---- RECORDS SUPPLIED

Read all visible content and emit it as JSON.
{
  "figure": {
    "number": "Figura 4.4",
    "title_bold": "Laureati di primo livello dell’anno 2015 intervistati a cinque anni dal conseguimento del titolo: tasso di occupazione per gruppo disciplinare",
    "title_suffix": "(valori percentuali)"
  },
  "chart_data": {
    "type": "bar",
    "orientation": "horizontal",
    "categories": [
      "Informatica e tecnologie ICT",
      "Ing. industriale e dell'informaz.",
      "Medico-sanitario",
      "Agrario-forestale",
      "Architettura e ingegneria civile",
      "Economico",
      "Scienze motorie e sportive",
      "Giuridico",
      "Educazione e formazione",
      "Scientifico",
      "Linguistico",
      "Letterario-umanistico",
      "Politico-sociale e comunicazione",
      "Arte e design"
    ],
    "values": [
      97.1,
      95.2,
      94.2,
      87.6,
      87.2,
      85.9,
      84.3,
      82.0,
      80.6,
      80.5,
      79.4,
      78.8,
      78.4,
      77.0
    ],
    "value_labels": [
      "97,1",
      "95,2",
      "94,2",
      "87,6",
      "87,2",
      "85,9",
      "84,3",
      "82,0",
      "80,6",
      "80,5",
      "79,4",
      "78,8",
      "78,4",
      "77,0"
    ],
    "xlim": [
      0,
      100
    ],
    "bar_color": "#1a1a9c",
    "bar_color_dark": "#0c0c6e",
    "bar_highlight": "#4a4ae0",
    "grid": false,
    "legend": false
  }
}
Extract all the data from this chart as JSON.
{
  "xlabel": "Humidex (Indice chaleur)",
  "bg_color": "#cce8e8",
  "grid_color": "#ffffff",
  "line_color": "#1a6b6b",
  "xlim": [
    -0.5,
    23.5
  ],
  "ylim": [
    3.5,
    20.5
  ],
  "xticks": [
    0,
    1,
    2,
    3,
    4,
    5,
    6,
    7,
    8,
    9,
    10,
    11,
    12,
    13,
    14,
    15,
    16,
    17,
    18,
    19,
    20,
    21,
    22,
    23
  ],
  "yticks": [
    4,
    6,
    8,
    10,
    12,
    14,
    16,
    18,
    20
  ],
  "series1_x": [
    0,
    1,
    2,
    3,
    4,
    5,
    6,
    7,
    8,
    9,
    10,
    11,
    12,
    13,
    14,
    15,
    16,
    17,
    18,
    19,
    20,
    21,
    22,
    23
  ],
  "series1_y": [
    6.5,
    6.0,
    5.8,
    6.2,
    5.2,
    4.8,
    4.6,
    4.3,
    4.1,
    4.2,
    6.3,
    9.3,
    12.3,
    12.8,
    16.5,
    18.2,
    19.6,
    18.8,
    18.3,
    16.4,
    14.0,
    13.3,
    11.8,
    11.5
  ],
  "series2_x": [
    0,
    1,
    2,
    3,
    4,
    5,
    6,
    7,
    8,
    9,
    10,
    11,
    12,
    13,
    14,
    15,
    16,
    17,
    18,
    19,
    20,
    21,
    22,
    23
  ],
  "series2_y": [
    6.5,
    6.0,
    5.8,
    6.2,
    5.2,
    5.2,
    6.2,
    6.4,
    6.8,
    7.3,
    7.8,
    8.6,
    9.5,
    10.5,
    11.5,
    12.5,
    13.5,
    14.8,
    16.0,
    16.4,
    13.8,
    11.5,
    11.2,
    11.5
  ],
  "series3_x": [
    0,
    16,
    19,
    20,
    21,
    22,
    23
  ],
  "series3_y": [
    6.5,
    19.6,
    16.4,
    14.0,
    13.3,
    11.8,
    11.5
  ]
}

--------

> WRITTEN PROBLEM
Give the entries again in full, exactly as they are written.

> REPLY TO THE TASK
Read all visible content and emit it as JSON.
{
  "figure": {
    "number": "Figura 4.4",
    "title_bold": "Laureati di primo livello dell’anno 2015 intervistati a cinque anni dal conseguimento del titolo: tasso di occupazione per gruppo disciplinare",
    "title_suffix": "(valori percentuali)"
  },
  "chart_data": {
    "type": "bar",
    "orientation": "horizontal",
    "categories": [
      "Informatica e tecnologie ICT",
      "Ing. industriale e dell'informaz.",
      "Medico-sanitario",
      "Agrario-forestale",
      "Architettura e ingegneria civile",
      "Economico",
      "Scienze motorie e sportive",
      "Giuridico",
      "Educazione e formazione",
      "Scientifico",
      "Linguistico",
      "Letterario-umanistico",
      "Politico-sociale e comunicazione",
      "Arte e design"
    ],
    "values": [
      97.1,
      95.2,
      94.2,
      87.6,
      87.2,
      85.9,
      84.3,
      82.0,
      80.6,
      80.5,
      79.4,
      78.8,
      78.4,
      77.0
    ],
    "value_labels": [
      "97,1",
      "95,2",
      "94,2",
      "87,6",
      "87,2",
      "85,9",
      "84,3",
      "82,0",
      "80,6",
      "80,5",
      "79,4",
      "78,8",
      "78,4",
      "77,0"
    ],
    "xlim": [
      0,
      100
    ],
    "bar_color": "#1a1a9c",
    "bar_color_dark": "#0c0c6e",
    "bar_highlight": "#4a4ae0",
    "grid": false,
    "legend": false
  }
}
Extract all the data from this chart as JSON.
{
  "xlabel": "Humidex (Indice chaleur)",
  "bg_color": "#cce8e8",
  "grid_color": "#ffffff",
  "line_color": "#1a6b6b",
  "xlim": [
    -0.5,
    23.5
  ],
  "ylim": [
    3.5,
    20.5
  ],
  "xticks": [
    0,
    1,
    2,
    3,
    4,
    5,
    6,
    7,
    8,
    9,
    10,
    11,
    12,
    13,
    14,
    15,
    16,
    17,
    18,
    19,
    20,
    21,
    22,
    23
  ],
  "yticks": [
    4,
    6,
    8,
    10,
    12,
    14,
    16,
    18,
    20
  ],
  "series1_x": [
    0,
    1,
    2,
    3,
    4,
    5,
    6,
    7,
    8,
    9,
    10,
    11,
    12,
    13,
    14,
    15,
    16,
    17,
    18,
    19,
    20,
    21,
    22,
    23
  ],
  "series1_y": [
    6.5,
    6.0,
    5.8,
    6.2,
    5.2,
    4.8,
    4.6,
    4.3,
    4.1,
    4.2,
    6.3,
    9.3,
    12.3,
    12.8,
    16.5,
    18.2,
    19.6,
    18.8,
    18.3,
    16.4,
    14.0,
    13.3,
    11.8,
    11.5
  ],
  "series2_x": [
    0,
    1,
    2,
    3,
    4,
    5,
    6,
    7,
    8,
    9,
    10,
    11,
    12,
    13,
    14,
    15,
    16,
    17,
    18,
    19,
    20,
    21,
    22,
    23
  ],
  "series2_y": [
    6.5,
    6.0,
    5.8,
    6.2,
    5.2,
    5.2,
    6.2,
    6.4,
    6.8,
    7.3,
    7.8,
    8.6,
    9.5,
    10.5,
    11.5,
    12.5,
    13.5,
    14.8,
    16.0,
    16.4,
    13.8,
    11.5,
    11.2,
    11.5
  ],
  "series3_x": [
    0,
    16,
    19,
    20,
    21,
    22,
    23
  ],
  "series3_y": [
    6.5,
    19.6,
    16.4,
    14.0,
    13.3,
    11.8,
    11.5
  ]
}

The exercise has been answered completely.